### SOURCE DATA ###

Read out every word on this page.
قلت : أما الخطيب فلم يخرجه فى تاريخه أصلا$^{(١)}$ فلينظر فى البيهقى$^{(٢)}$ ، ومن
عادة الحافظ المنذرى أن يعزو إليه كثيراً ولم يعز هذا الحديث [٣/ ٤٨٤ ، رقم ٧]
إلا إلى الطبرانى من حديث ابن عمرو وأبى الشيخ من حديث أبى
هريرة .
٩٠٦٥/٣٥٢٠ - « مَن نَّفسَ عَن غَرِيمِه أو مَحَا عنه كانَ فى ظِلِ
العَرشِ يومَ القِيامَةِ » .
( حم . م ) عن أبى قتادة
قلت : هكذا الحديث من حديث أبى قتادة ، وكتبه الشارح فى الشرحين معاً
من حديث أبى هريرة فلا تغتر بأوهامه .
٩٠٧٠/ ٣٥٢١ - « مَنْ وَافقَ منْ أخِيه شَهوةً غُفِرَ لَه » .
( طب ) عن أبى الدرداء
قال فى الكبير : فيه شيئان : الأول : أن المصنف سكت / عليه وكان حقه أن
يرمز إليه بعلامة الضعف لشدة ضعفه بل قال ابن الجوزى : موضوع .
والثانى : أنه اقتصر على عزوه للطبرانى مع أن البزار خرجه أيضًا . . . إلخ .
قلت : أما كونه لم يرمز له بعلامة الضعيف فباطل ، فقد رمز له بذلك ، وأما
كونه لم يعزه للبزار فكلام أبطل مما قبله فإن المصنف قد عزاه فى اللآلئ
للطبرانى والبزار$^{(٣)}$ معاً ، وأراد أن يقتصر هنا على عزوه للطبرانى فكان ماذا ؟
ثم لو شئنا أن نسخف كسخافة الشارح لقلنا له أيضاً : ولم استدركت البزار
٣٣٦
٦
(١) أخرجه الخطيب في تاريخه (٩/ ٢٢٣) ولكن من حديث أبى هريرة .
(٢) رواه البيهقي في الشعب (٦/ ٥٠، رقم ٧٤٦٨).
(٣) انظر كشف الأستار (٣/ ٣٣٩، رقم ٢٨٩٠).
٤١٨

###

• **TASK TO CARRY OUT**: Exactly reproduce every line found in the records.

• **RESPONSE TO THE EXERCISE**:
Read out every word on this page.
قلت : أما الخطيب فلم يخرجه فى تاريخه أصلا$^{(١)}$ فلينظر فى البيهقى$^{(٢)}$ ، ومن
عادة الحافظ المنذرى أن يعزو إليه كثيراً ولم يعز هذا الحديث [٣/ ٤٨٤ ، رقم ٧]
إلا إلى الطبرانى من حديث ابن عمرو وأبى الشيخ من حديث أبى
هريرة .
٩٠٦٥/٣٥٢٠ - « مَن نَّفسَ عَن غَرِيمِه أو مَحَا عنه كانَ فى ظِلِ
العَرشِ يومَ القِيامَةِ » .
( حم . م ) عن أبى قتادة
قلت : هكذا الحديث من حديث أبى قتادة ، وكتبه الشارح فى الشرحين معاً
من حديث أبى هريرة فلا تغتر بأوهامه .
٩٠٧٠/ ٣٥٢١ - « مَنْ وَافقَ منْ أخِيه شَهوةً غُفِرَ لَه » .
( طب ) عن أبى الدرداء
قال فى الكبير : فيه شيئان : الأول : أن المصنف سكت / عليه وكان حقه أن
يرمز إليه بعلامة الضعف لشدة ضعفه بل قال ابن الجوزى : موضوع .
والثانى : أنه اقتصر على عزوه للطبرانى مع أن البزار خرجه أيضًا . . . إلخ .
قلت : أما كونه لم يرمز له بعلامة الضعيف فباطل ، فقد رمز له بذلك ، وأما
كونه لم يعزه للبزار فكلام أبطل مما قبله فإن المصنف قد عزاه فى اللآلئ
للطبرانى والبزار$^{(٣)}$ معاً ، وأراد أن يقتصر هنا على عزوه للطبرانى فكان ماذا ؟
ثم لو شئنا أن نسخف كسخافة الشارح لقلنا له أيضاً : ولم استدركت البزار
٣٣٦
٦
(١) أخرجه الخطيب في تاريخه (٩/ ٢٢٣) ولكن من حديث أبى هريرة .
(٢) رواه البيهقي في الشعب (٦/ ٥٠، رقم ٧٤٦٨).
(٣) انظر كشف الأستار (٣/ ٣٣٩، رقم ٢٨٩٠).
٤١٨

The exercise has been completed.